(Dataset entries)
Start

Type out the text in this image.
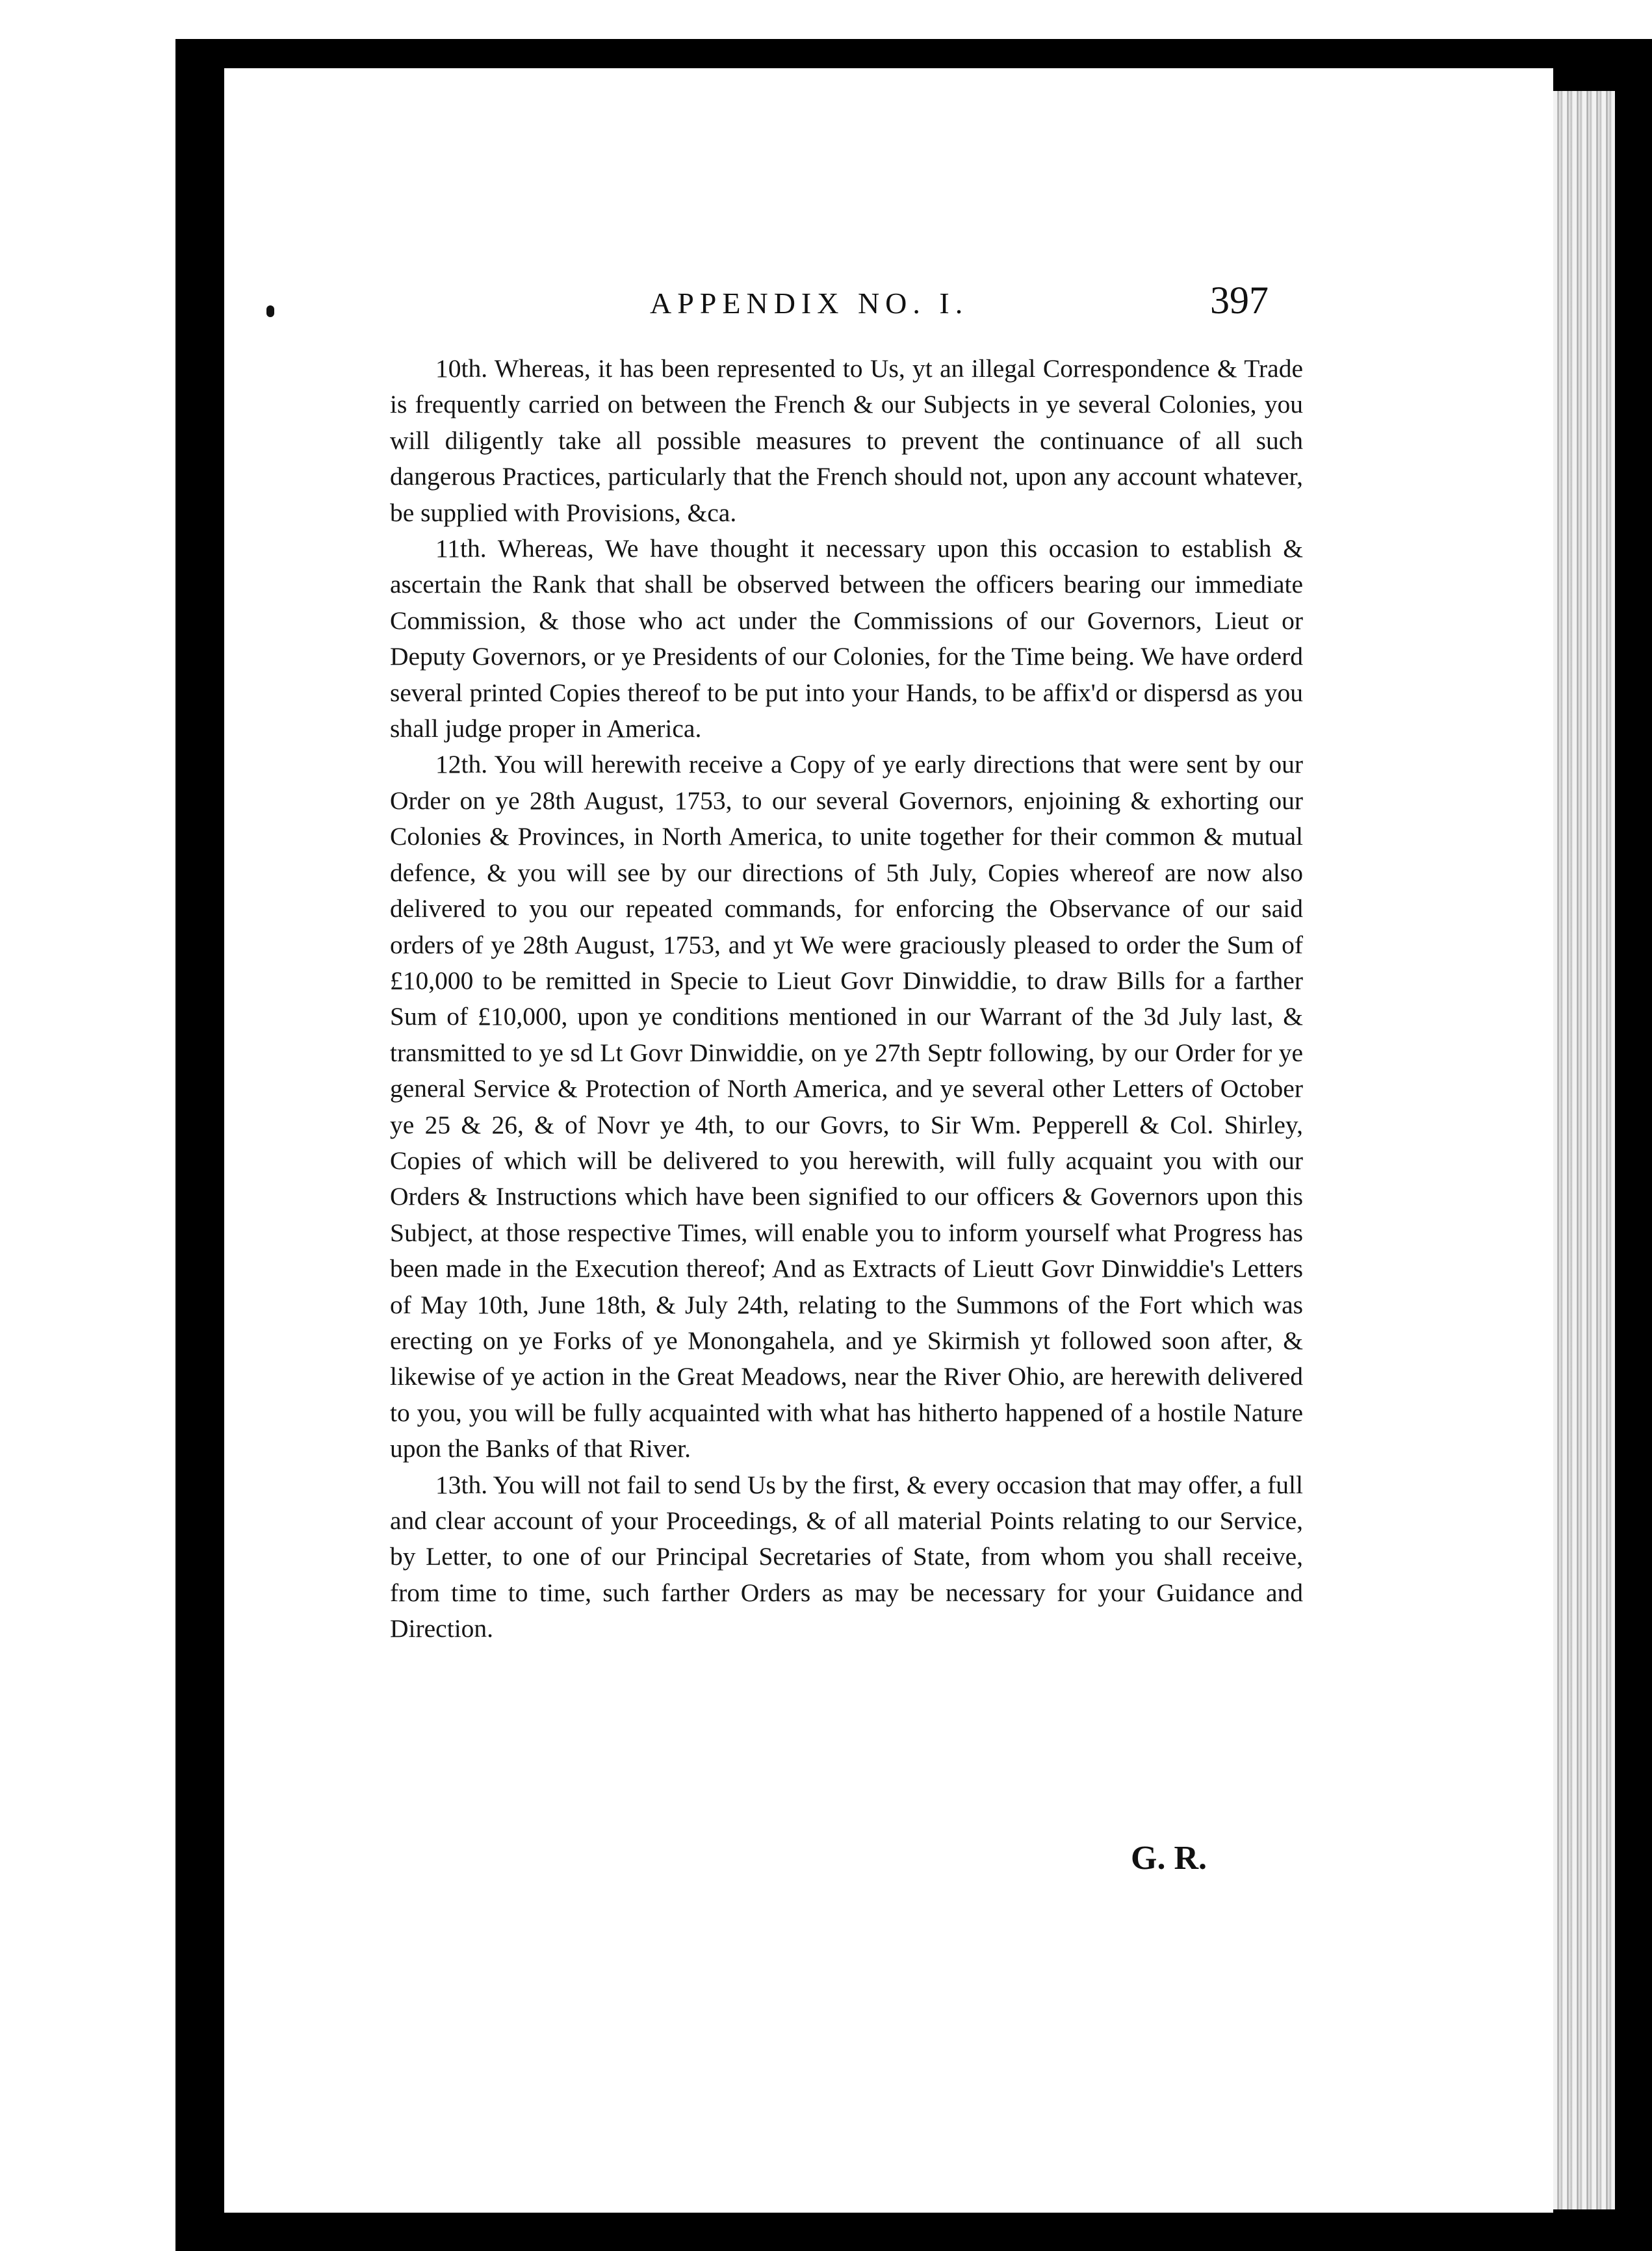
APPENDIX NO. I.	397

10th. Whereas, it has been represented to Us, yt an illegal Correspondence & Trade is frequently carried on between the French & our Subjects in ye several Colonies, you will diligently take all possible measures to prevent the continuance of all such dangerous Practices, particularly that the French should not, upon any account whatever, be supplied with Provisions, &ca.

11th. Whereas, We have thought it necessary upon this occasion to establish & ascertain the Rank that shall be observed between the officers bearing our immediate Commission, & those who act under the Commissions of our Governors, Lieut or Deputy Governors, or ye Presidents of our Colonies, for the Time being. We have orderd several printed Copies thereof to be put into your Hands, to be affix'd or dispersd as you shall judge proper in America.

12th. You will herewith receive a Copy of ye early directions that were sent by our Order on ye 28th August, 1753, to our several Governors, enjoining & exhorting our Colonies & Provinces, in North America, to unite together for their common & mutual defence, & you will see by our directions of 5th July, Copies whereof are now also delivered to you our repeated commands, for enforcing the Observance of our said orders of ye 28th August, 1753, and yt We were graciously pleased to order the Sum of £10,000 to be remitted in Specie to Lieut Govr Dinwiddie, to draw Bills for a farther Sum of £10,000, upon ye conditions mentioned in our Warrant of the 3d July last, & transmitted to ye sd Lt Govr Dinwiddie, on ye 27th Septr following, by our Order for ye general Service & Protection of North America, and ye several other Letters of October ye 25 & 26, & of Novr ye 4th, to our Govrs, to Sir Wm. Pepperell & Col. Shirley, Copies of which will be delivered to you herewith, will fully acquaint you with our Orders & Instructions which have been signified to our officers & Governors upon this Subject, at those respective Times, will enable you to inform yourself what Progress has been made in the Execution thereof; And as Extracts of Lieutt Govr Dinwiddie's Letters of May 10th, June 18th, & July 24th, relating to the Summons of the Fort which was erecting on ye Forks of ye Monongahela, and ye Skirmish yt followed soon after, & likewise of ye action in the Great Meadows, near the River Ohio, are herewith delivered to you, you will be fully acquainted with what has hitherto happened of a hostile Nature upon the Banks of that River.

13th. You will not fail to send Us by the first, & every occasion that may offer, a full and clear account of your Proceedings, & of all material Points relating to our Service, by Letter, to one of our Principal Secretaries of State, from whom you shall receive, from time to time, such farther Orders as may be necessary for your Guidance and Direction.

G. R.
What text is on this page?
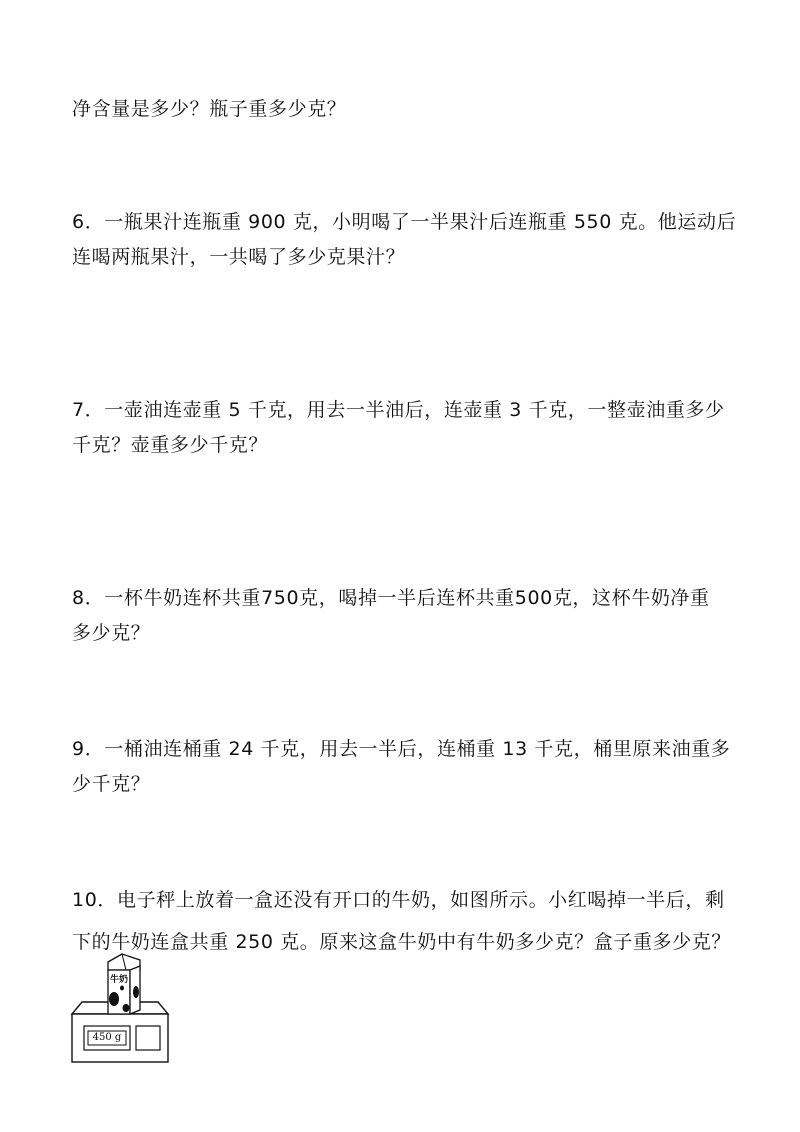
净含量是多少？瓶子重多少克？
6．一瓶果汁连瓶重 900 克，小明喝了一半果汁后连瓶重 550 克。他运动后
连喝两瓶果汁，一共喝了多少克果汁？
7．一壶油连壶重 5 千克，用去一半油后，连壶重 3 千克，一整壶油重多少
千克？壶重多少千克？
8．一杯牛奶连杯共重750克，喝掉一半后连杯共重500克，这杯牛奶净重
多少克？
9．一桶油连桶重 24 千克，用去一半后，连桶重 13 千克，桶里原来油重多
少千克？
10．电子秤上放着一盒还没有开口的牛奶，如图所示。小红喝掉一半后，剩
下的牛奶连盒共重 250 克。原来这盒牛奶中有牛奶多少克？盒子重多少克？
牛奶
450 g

End

_Requirements_.
Copy each line of the records that contains the word "text".

_Solution_.
Type out the text in this image.
What text is on this page?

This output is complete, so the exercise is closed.